Print the entries that appear below, exactly as written and without their pictures.

--- start ---

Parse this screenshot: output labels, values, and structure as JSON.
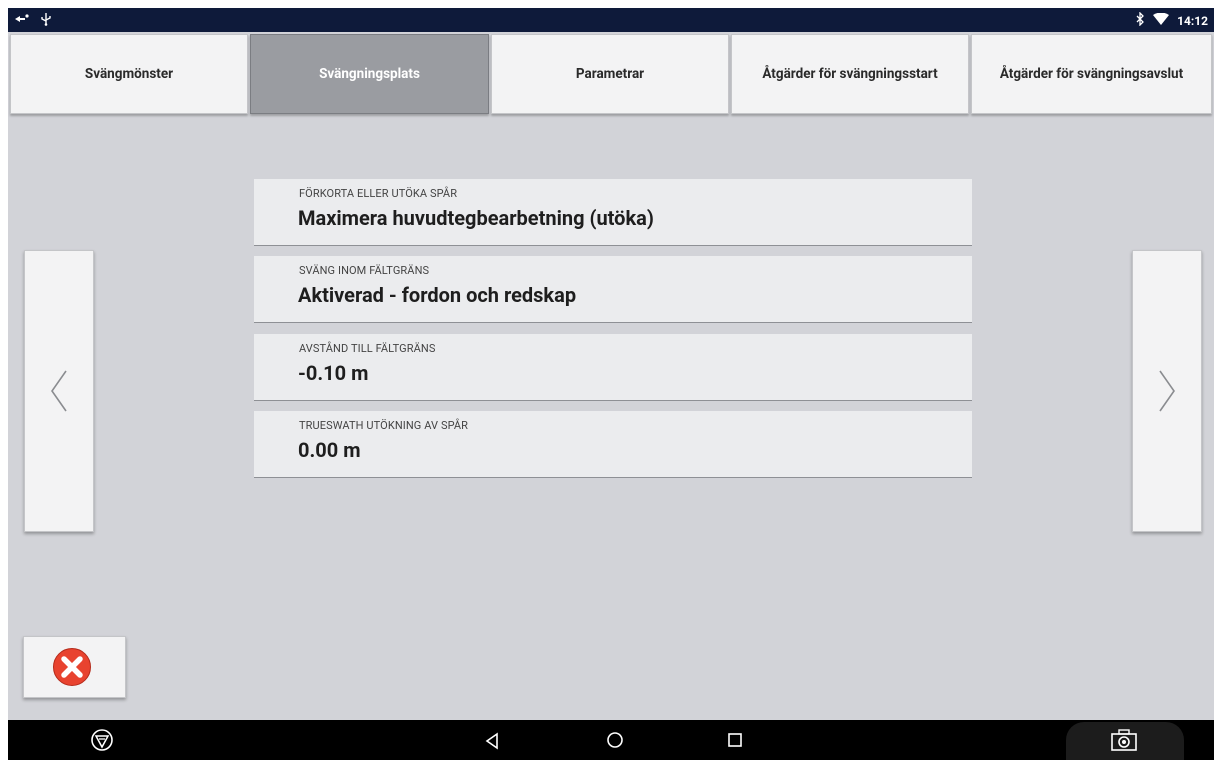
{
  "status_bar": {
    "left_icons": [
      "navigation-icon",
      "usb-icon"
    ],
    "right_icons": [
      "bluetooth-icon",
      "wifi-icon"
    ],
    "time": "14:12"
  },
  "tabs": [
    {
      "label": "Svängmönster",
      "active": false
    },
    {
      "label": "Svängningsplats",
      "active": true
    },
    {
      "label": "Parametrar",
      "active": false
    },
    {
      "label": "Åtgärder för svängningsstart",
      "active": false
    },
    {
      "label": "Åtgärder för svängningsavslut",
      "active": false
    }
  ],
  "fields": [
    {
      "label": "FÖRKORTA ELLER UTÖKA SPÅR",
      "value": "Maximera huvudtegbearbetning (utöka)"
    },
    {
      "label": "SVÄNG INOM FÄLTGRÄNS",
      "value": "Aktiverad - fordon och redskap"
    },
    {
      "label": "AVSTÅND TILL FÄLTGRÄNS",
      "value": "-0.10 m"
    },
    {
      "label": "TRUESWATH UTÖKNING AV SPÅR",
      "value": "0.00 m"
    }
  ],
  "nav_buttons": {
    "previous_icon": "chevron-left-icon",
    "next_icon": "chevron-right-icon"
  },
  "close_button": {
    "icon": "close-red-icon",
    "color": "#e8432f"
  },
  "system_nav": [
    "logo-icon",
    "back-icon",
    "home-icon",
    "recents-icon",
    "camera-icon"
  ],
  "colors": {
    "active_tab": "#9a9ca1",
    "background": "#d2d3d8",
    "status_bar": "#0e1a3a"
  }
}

--- end ---

**Worked answer:**
Parse this screenshot: output labels, values, and structure as JSON.
{
  "status_bar": {
    "left_icons": [
      "navigation-icon",
      "usb-icon"
    ],
    "right_icons": [
      "bluetooth-icon",
      "wifi-icon"
    ],
    "time": "14:12"
  },
  "tabs": [
    {
      "label": "Svängmönster",
      "active": false
    },
    {
      "label": "Svängningsplats",
      "active": true
    },
    {
      "label": "Parametrar",
      "active": false
    },
    {
      "label": "Åtgärder för svängningsstart",
      "active": false
    },
    {
      "label": "Åtgärder för svängningsavslut",
      "active": false
    }
  ],
  "fields": [
    {
      "label": "FÖRKORTA ELLER UTÖKA SPÅR",
      "value": "Maximera huvudtegbearbetning (utöka)"
    },
    {
      "label": "SVÄNG INOM FÄLTGRÄNS",
      "value": "Aktiverad - fordon och redskap"
    },
    {
      "label": "AVSTÅND TILL FÄLTGRÄNS",
      "value": "-0.10 m"
    },
    {
      "label": "TRUESWATH UTÖKNING AV SPÅR",
      "value": "0.00 m"
    }
  ],
  "nav_buttons": {
    "previous_icon": "chevron-left-icon",
    "next_icon": "chevron-right-icon"
  },
  "close_button": {
    "icon": "close-red-icon",
    "color": "#e8432f"
  },
  "system_nav": [
    "logo-icon",
    "back-icon",
    "home-icon",
    "recents-icon",
    "camera-icon"
  ],
  "colors": {
    "active_tab": "#9a9ca1",
    "background": "#d2d3d8",
    "status_bar": "#0e1a3a"
  }
}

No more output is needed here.